PROBLEM TO SOLVE — Say how many lines include the word "this", using only a number.

(Data records)
━━━━━━━━━━━━━━━━━━━━━━━━━━━━━━

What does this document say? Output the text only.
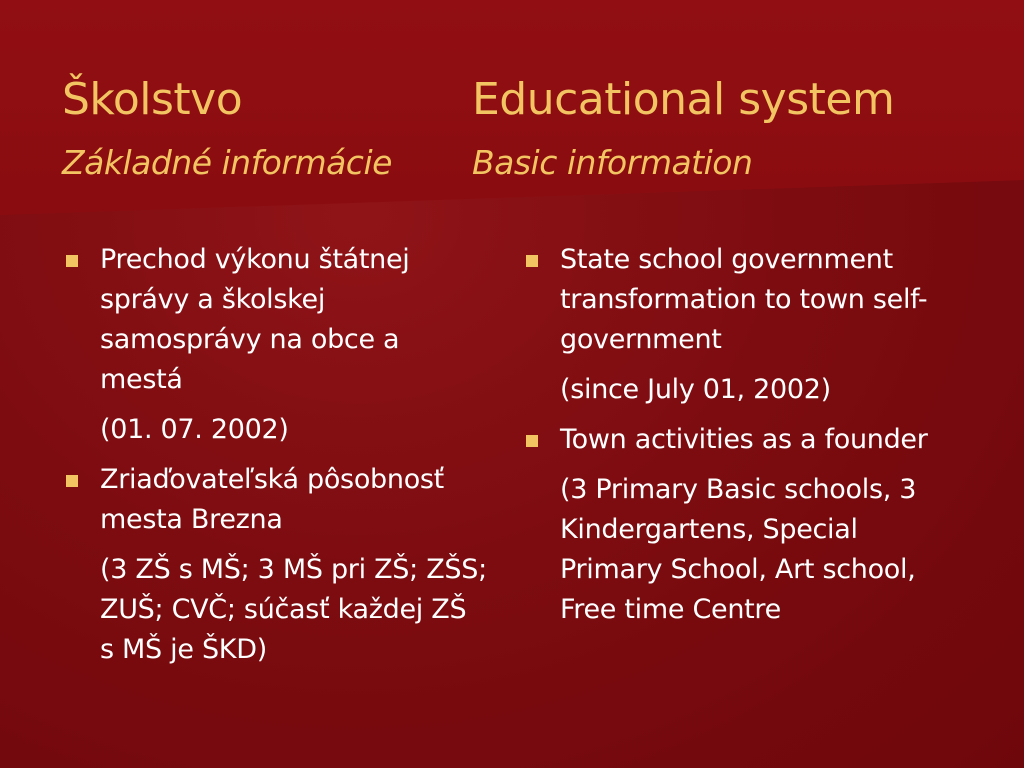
Školstvo	Educational system
Základné informácie Basic information
Prechod výkonu štátnej správy a školskej samosprávy na obce a mestá
(01. 07. 2002)
Zriaďovateľská pôsobnosť mesta Brezna
(3 ZŠ s MŠ; 3 MŠ pri ZŠ; ZŠS; ZUŠ; CVČ; súčasť každej ZŠ s MŠ je ŠKD)
State school government transformation to town self-government
(since July 01, 2002)
Town activities as a founder
(3 Primary Basic schools, 3 Kindergartens, Special Primary School, Art school, Free time Centre
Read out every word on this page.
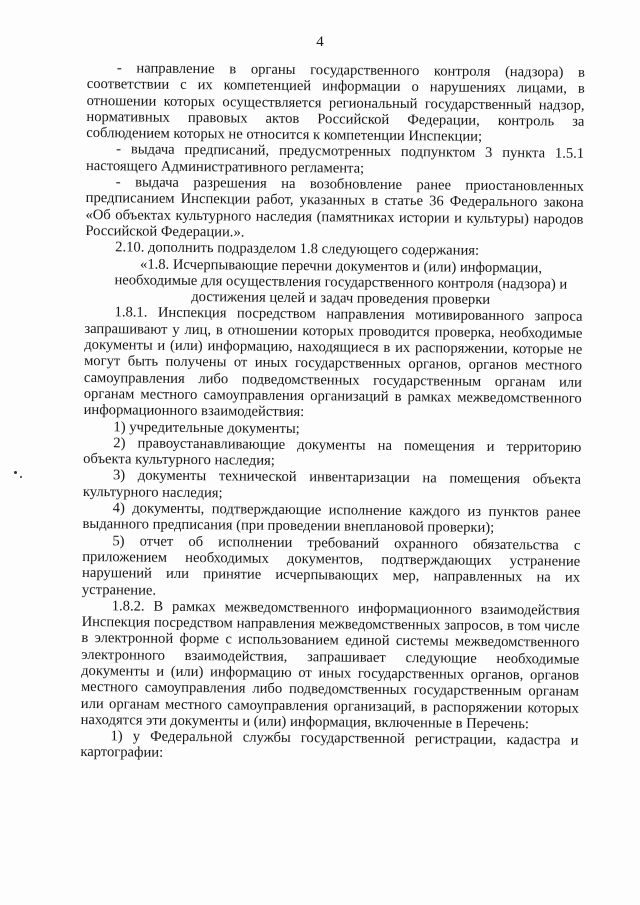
4

- направление в органы государственного контроля (надзора) в соответствии с их компетенцией информации о нарушениях лицами, в отношении которых осуществляется региональный государственный надзор, нормативных правовых актов Российской Федерации, контроль за соблюдением которых не относится к компетенции Инспекции;

- выдача предписаний, предусмотренных подпунктом 3 пункта 1.5.1 настоящего Административного регламента;

- выдача разрешения на возобновление ранее приостановленных предписанием Инспекции работ, указанных в статье 36 Федерального закона «Об объектах культурного наследия (памятниках истории и культуры) народов Российской Федерации.».

2.10. дополнить подразделом 1.8 следующего содержания:

«1.8. Исчерпывающие перечни документов и (или) информации,

необходимые для осуществления государственного контроля (надзора) и

достижения целей и задач проведения проверки

1.8.1. Инспекция посредством направления мотивированного запроса запрашивают у лиц, в отношении которых проводится проверка, необходимые документы и (или) информацию, находящиеся в их распоряжении, которые не могут быть получены от иных государственных органов, органов местного самоуправления либо подведомственных государственным органам или органам местного самоуправления организаций в рамках межведомственного информационного взаимодействия:

1) учредительные документы;

2) правоустанавливающие документы на помещения и территорию объекта культурного наследия;

3) документы технической инвентаризации на помещения объекта культурного наследия;

4) документы, подтверждающие исполнение каждого из пунктов ранее выданного предписания (при проведении внеплановой проверки);

5) отчет об исполнении требований охранного обязательства с приложением необходимых документов, подтверждающих устранение нарушений или принятие исчерпывающих мер, направленных на их устранение.

1.8.2. В рамках межведомственного информационного взаимодействия Инспекция посредством направления межведомственных запросов, в том числе в электронной форме с использованием единой системы межведомственного электронного взаимодействия, запрашивает следующие необходимые документы и (или) информацию от иных государственных органов, органов местного самоуправления либо подведомственных государственным органам или органам местного самоуправления организаций, в распоряжении которых находятся эти документы и (или) информация, включенные в Перечень:

1) у Федеральной службы государственной регистрации, кадастра и картографии:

━━━━━━━━━━━━━━━━━━━━━━━━━━━━━━

EXERCISE OUTPUT — 2